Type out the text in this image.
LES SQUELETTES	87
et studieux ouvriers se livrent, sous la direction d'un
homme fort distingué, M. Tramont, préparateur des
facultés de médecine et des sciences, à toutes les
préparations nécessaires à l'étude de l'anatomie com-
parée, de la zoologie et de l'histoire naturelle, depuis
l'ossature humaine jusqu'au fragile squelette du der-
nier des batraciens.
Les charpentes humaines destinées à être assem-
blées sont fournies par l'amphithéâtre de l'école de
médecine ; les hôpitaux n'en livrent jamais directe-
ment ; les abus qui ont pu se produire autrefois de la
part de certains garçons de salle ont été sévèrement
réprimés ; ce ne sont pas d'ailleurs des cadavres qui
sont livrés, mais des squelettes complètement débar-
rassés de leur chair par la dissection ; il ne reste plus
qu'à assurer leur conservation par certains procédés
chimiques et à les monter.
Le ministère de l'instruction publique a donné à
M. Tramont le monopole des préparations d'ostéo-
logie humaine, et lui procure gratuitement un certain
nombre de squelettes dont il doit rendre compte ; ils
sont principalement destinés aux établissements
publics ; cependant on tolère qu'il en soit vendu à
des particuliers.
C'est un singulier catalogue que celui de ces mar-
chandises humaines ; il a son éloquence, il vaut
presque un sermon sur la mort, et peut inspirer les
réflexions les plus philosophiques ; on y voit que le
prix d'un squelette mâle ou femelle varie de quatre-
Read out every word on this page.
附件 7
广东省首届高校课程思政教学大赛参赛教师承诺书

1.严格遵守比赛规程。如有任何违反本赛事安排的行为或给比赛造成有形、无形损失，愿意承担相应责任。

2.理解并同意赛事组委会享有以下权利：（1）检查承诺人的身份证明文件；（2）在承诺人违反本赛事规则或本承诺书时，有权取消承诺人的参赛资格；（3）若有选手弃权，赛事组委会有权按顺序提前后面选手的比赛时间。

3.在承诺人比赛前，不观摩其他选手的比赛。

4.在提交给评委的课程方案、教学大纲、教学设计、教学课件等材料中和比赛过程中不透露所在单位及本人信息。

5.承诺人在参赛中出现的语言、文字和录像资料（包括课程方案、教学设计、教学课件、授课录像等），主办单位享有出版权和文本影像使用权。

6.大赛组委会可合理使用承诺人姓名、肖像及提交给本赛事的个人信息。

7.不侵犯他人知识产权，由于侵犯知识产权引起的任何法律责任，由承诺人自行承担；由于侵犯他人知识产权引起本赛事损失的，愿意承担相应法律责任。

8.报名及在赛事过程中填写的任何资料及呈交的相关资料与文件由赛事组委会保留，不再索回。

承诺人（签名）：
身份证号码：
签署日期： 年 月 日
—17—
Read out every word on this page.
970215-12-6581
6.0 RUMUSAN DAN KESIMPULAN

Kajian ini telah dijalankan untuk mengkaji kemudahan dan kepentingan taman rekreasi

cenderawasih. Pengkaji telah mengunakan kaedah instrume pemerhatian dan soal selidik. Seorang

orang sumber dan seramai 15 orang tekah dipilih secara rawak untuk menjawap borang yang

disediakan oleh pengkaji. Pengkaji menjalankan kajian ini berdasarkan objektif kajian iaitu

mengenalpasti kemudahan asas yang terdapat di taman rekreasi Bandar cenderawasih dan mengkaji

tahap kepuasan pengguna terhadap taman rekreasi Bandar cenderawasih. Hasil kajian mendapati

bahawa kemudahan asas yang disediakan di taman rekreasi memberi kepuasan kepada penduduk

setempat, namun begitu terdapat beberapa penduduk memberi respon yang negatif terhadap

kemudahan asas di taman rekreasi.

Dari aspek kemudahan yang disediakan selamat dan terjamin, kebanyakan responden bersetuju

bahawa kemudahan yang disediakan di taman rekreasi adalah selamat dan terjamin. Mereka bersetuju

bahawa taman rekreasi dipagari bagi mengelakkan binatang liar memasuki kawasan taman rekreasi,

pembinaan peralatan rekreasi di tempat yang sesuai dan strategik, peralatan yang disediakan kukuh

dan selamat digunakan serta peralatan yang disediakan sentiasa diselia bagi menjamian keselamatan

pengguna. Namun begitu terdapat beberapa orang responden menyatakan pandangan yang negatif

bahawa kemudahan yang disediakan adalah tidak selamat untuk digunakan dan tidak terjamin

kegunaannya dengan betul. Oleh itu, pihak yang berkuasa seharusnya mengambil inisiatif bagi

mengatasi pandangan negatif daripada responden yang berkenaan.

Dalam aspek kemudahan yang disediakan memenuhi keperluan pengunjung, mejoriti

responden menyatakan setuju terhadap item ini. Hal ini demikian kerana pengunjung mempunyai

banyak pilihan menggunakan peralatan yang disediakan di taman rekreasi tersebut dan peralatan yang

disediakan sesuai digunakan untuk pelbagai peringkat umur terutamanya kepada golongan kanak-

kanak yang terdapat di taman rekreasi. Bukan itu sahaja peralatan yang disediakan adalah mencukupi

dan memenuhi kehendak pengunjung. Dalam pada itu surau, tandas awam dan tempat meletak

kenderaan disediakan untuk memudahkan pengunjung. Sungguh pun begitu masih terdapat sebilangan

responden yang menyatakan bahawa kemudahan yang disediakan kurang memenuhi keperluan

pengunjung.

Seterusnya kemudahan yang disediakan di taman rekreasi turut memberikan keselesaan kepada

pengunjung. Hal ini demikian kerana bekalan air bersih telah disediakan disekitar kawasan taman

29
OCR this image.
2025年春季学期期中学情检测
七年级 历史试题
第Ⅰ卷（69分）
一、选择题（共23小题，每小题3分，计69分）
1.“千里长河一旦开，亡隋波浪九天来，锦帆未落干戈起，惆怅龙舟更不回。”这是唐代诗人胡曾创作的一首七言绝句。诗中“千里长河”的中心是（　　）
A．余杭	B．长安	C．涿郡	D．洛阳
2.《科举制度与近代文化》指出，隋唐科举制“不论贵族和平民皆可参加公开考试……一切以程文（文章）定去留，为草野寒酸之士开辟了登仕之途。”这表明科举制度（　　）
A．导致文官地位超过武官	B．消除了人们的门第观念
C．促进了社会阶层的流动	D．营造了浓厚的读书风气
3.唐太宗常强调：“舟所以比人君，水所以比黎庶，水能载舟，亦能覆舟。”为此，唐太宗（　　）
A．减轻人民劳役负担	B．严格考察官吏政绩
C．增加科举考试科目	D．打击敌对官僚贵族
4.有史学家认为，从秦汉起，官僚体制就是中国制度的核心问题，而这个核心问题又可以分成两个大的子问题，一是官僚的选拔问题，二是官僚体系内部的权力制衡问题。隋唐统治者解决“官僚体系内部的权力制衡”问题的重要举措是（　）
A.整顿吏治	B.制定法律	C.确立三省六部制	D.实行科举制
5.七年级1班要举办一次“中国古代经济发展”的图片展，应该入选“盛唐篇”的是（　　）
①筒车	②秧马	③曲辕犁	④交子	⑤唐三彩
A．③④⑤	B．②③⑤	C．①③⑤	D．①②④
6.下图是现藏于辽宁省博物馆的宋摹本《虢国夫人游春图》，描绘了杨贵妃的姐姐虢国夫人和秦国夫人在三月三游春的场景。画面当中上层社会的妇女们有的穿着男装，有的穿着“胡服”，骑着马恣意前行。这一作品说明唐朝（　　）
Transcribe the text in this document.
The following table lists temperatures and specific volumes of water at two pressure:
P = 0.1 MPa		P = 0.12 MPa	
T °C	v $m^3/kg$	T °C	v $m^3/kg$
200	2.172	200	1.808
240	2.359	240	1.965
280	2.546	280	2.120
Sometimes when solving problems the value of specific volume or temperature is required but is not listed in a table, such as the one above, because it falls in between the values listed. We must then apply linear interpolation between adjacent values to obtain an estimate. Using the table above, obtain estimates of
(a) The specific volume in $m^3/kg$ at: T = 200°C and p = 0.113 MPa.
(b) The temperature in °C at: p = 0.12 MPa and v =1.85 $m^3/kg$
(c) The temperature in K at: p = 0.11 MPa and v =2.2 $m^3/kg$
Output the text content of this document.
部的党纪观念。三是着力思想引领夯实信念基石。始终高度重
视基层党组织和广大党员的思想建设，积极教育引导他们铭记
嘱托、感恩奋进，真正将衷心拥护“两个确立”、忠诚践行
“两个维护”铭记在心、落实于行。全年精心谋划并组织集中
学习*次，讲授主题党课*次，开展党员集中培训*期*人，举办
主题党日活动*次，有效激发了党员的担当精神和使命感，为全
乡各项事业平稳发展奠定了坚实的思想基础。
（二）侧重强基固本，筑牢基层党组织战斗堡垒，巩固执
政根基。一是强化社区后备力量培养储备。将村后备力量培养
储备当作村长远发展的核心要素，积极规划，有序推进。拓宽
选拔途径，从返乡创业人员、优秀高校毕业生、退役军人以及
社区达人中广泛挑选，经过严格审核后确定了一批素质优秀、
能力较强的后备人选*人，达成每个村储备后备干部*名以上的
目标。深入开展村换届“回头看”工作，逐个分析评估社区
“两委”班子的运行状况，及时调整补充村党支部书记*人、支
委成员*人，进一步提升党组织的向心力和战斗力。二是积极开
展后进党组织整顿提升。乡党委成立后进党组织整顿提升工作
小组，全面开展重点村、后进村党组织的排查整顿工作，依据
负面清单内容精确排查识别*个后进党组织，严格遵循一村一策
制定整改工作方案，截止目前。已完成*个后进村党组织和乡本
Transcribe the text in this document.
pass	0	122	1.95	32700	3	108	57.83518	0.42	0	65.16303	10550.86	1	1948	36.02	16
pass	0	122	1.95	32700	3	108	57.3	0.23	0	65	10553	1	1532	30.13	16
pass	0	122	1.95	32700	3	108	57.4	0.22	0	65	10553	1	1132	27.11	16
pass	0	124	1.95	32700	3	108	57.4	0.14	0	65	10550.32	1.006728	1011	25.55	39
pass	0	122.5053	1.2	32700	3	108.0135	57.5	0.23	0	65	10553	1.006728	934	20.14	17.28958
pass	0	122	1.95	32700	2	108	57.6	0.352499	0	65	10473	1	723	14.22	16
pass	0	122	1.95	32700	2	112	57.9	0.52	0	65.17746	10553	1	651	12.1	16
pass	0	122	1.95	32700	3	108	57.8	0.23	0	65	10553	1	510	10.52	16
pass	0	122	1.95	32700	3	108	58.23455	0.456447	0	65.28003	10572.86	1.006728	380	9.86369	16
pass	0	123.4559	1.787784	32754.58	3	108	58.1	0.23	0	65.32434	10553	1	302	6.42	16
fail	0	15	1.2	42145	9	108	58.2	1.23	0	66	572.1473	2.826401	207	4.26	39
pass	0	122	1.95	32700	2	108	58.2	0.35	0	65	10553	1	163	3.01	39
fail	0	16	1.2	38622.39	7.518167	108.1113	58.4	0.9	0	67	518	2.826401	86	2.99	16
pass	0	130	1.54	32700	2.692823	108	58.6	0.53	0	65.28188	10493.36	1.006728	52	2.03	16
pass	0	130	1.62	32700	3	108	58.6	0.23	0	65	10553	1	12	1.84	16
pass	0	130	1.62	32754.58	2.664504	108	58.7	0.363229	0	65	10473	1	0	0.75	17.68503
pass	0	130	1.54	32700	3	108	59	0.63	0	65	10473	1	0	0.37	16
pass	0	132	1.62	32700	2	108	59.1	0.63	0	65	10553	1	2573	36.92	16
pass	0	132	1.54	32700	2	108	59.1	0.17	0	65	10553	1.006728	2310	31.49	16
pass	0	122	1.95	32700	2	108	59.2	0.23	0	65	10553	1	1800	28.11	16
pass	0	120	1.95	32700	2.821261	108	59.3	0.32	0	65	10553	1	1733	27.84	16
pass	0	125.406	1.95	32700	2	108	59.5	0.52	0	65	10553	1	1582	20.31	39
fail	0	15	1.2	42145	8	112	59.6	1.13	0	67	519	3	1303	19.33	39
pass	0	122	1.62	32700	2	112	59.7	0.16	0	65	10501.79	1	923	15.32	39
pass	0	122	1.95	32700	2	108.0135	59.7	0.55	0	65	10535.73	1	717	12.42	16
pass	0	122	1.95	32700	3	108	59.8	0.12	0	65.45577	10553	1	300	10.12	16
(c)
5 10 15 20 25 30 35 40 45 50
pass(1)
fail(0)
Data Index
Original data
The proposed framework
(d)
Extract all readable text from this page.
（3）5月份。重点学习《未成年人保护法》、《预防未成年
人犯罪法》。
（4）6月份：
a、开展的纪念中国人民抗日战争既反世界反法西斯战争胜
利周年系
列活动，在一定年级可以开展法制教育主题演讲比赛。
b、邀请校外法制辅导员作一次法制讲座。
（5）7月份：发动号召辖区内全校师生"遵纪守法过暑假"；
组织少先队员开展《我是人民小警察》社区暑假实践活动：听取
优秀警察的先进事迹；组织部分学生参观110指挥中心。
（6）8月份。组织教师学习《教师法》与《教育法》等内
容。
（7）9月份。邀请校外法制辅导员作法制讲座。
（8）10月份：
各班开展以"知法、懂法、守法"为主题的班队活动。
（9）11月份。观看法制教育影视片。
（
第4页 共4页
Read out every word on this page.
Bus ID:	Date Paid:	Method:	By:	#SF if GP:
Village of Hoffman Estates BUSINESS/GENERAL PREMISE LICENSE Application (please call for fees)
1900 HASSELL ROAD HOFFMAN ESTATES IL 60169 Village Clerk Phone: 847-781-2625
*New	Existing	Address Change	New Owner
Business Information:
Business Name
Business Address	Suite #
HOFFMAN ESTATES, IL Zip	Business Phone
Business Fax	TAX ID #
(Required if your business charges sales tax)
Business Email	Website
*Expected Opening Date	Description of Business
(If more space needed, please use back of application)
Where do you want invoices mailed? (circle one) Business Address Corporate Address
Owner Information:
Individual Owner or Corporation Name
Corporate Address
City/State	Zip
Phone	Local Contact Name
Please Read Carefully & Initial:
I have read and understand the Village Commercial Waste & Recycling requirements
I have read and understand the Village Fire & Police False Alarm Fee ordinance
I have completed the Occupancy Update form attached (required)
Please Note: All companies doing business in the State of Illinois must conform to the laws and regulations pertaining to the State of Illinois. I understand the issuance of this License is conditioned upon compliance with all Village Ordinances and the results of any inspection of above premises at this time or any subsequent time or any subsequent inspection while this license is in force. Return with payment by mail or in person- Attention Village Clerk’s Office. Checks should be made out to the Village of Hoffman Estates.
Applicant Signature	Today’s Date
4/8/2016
━━━━━━━━━━━━━━━━━━━━
→ **PROMPT**:
Only the number is needed here: how many lines of the records contain "have"?

→ **RIGHT ANSWER**:
3